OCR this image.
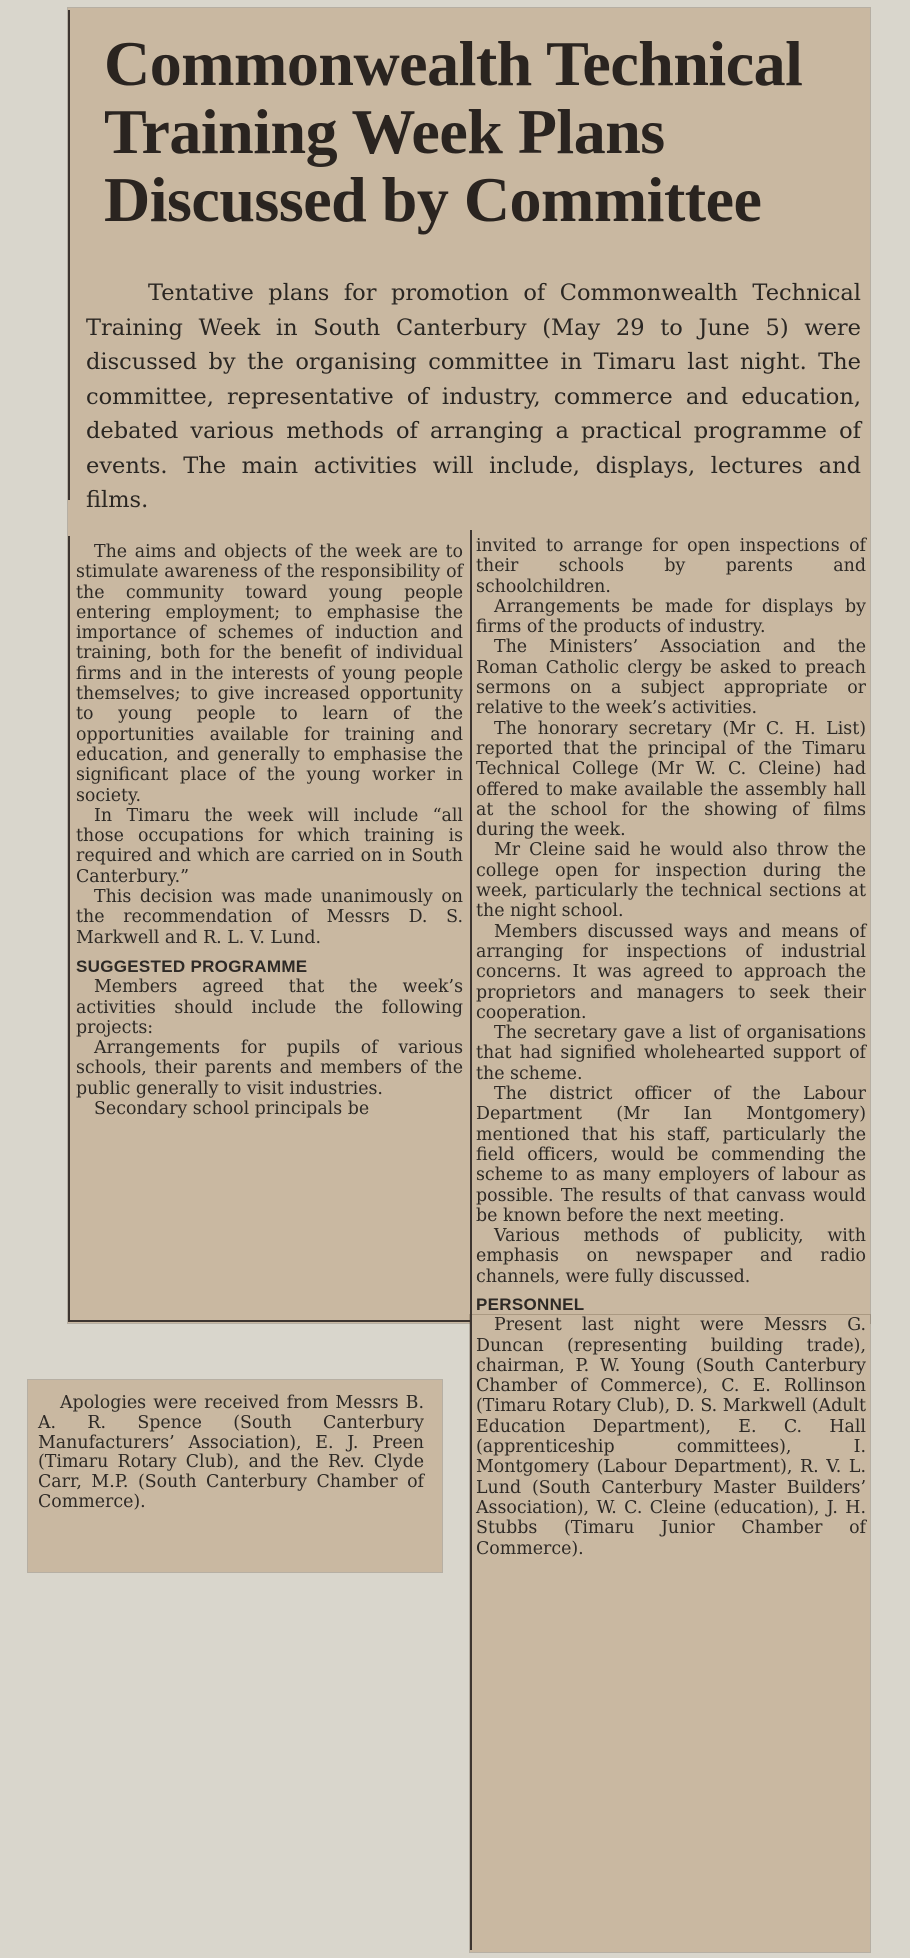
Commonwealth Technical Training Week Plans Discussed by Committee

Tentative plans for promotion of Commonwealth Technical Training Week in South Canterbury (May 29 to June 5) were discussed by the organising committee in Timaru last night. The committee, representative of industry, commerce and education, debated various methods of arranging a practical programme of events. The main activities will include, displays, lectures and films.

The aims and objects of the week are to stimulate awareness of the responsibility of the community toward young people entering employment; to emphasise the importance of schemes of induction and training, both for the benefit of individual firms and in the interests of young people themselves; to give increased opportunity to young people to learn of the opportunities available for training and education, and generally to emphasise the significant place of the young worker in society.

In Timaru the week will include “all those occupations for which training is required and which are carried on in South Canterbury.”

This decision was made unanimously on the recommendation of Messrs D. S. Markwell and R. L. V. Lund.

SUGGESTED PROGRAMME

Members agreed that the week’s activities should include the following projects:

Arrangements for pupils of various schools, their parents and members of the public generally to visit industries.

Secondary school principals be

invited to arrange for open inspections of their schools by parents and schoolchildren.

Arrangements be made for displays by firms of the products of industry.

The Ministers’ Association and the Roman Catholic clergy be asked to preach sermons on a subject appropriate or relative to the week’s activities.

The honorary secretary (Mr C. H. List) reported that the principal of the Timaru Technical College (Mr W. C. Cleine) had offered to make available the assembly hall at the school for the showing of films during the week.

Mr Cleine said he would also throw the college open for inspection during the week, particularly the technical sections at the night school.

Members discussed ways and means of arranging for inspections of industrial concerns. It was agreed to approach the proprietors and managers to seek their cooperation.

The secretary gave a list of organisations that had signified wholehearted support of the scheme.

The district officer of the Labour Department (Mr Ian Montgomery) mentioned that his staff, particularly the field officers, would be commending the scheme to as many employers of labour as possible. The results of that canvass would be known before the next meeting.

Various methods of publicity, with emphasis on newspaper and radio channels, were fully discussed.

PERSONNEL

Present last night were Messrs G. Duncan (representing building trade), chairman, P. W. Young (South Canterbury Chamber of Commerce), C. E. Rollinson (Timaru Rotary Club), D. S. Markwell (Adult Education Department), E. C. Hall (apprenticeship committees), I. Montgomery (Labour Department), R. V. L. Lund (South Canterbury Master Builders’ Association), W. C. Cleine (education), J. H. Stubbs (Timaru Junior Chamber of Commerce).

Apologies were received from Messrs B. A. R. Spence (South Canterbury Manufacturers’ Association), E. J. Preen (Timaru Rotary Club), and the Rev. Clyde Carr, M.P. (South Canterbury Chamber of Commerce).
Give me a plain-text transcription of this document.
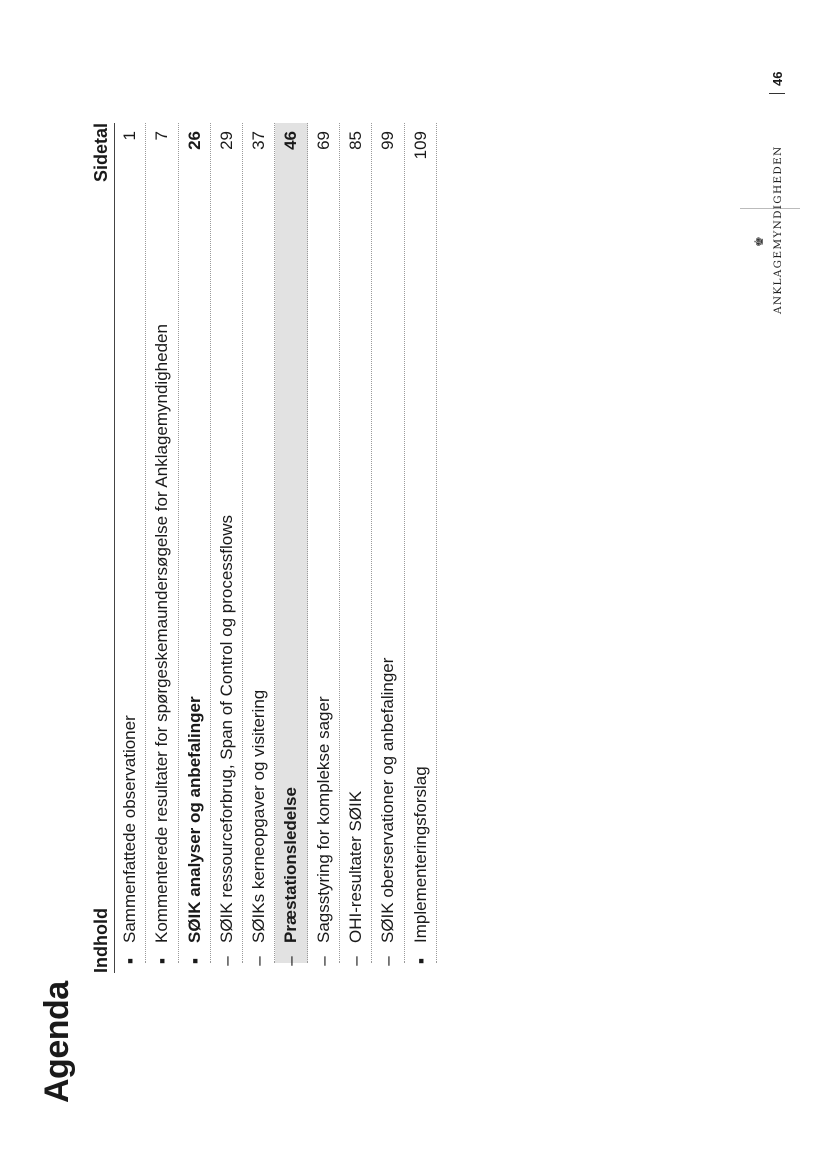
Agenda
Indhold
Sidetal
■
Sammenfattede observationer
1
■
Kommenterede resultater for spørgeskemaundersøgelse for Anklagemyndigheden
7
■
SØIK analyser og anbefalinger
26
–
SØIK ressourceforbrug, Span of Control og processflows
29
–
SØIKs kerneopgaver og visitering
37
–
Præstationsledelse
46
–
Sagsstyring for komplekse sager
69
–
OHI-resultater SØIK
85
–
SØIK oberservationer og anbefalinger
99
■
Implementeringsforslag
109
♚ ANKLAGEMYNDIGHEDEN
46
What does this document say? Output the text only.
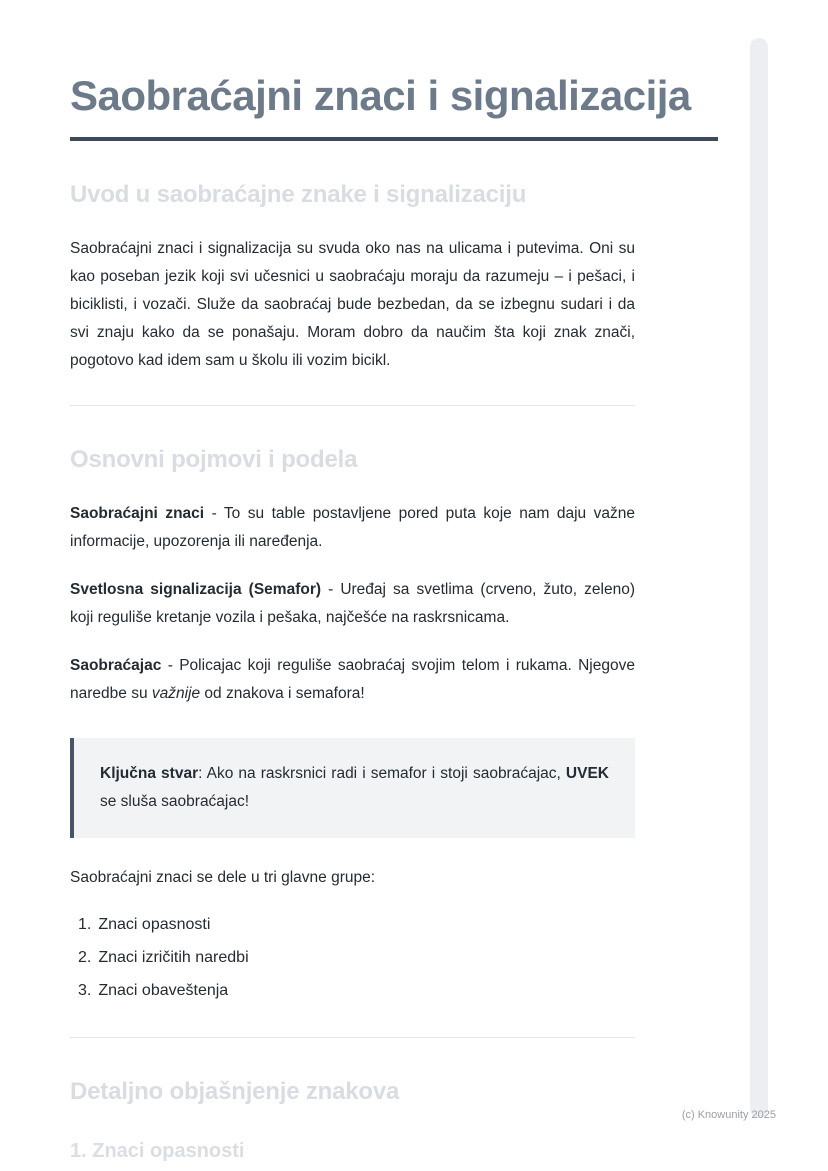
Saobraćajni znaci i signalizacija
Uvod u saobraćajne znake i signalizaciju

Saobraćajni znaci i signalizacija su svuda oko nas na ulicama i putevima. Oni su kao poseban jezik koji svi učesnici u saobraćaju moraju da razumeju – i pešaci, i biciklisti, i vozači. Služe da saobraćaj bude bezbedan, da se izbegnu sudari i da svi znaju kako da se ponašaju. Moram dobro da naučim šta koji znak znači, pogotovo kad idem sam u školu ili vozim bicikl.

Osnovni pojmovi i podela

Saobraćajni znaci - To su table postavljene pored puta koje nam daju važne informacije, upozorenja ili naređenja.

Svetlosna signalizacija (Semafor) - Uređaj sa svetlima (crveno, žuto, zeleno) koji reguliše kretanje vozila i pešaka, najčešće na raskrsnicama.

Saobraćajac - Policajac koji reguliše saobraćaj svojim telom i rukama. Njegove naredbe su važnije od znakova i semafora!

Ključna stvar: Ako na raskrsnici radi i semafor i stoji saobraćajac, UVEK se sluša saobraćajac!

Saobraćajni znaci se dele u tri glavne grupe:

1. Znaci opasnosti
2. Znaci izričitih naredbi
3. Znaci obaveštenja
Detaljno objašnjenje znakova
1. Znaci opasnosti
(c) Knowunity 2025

══════

### Work to complete
Repeat the records above exactly, leaving out the pictures.

### Task answer
OCR this image.
Commonwealth Technical Training Week Plans Discussed by Committee

Tentative plans for promotion of Commonwealth Technical Training Week in South Canterbury (May 29 to June 5) were discussed by the organising committee in Timaru last night. The committee, representative of industry, commerce and education, debated various methods of arranging a practical programme of events. The main activities will include, displays, lectures and films.

The aims and objects of the week are to stimulate awareness of the responsibility of the community toward young people entering employment; to emphasise the importance of schemes of induction and training, both for the benefit of individual firms and in the interests of young people themselves; to give increased opportunity to young people to learn of the opportunities available for training and education, and generally to emphasise the significant place of the young worker in society.

In Timaru the week will include “all those occupations for which training is required and which are carried on in South Canterbury.”

This decision was made unanimously on the recommendation of Messrs D. S. Markwell and R. L. V. Lund.

SUGGESTED PROGRAMME

Members agreed that the week’s activities should include the following projects:

Arrangements for pupils of various schools, their parents and members of the public generally to visit industries.

Secondary school principals be

invited to arrange for open inspections of their schools by parents and schoolchildren.

Arrangements be made for displays by firms of the products of industry.

The Ministers’ Association and the Roman Catholic clergy be asked to preach sermons on a subject appropriate or relative to the week’s activities.

The honorary secretary (Mr C. H. List) reported that the principal of the Timaru Technical College (Mr W. C. Cleine) had offered to make available the assembly hall at the school for the showing of films during the week.

Mr Cleine said he would also throw the college open for inspection during the week, particularly the technical sections at the night school.

Members discussed ways and means of arranging for inspections of industrial concerns. It was agreed to approach the proprietors and managers to seek their cooperation.

The secretary gave a list of organisations that had signified wholehearted support of the scheme.

The district officer of the Labour Department (Mr Ian Montgomery) mentioned that his staff, particularly the field officers, would be commending the scheme to as many employers of labour as possible. The results of that canvass would be known before the next meeting.

Various methods of publicity, with emphasis on newspaper and radio channels, were fully discussed.

PERSONNEL

Present last night were Messrs G. Duncan (representing building trade), chairman, P. W. Young (South Canterbury Chamber of Commerce), C. E. Rollinson (Timaru Rotary Club), D. S. Markwell (Adult Education Department), E. C. Hall (apprenticeship committees), I. Montgomery (Labour Department), R. V. L. Lund (South Canterbury Master Builders’ Association), W. C. Cleine (education), J. H. Stubbs (Timaru Junior Chamber of Commerce).

Apologies were received from Messrs B. A. R. Spence (South Canterbury Manufacturers’ Association), E. J. Preen (Timaru Rotary Club), and the Rev. Clyde Carr, M.P. (South Canterbury Chamber of Commerce).
Give me a plain-text transcription of this document.
Agenda
Indhold
Sidetal
■
Sammenfattede observationer
1
■
Kommenterede resultater for spørgeskemaundersøgelse for Anklagemyndigheden
7
■
SØIK analyser og anbefalinger
26
–
SØIK ressourceforbrug, Span of Control og processflows
29
–
SØIKs kerneopgaver og visitering
37
–
Præstationsledelse
46
–
Sagsstyring for komplekse sager
69
–
OHI-resultater SØIK
85
–
SØIK oberservationer og anbefalinger
99
■
Implementeringsforslag
109
♚ ANKLAGEMYNDIGHEDEN
46
What does this document say? Output the text only.
Saobraćajni znaci i signalizacija
Uvod u saobraćajne znake i signalizaciju

Saobraćajni znaci i signalizacija su svuda oko nas na ulicama i putevima. Oni su kao poseban jezik koji svi učesnici u saobraćaju moraju da razumeju – i pešaci, i biciklisti, i vozači. Služe da saobraćaj bude bezbedan, da se izbegnu sudari i da svi znaju kako da se ponašaju. Moram dobro da naučim šta koji znak znači, pogotovo kad idem sam u školu ili vozim bicikl.

Osnovni pojmovi i podela

Saobraćajni znaci - To su table postavljene pored puta koje nam daju važne informacije, upozorenja ili naređenja.

Svetlosna signalizacija (Semafor) - Uređaj sa svetlima (crveno, žuto, zeleno) koji reguliše kretanje vozila i pešaka, najčešće na raskrsnicama.

Saobraćajac - Policajac koji reguliše saobraćaj svojim telom i rukama. Njegove naredbe su važnije od znakova i semafora!

Ključna stvar: Ako na raskrsnici radi i semafor i stoji saobraćajac, UVEK se sluša saobraćajac!

Saobraćajni znaci se dele u tri glavne grupe:

1. Znaci opasnosti
2. Znaci izričitih naredbi
3. Znaci obaveštenja
Detaljno objašnjenje znakova
1. Znaci opasnosti
(c) Knowunity 2025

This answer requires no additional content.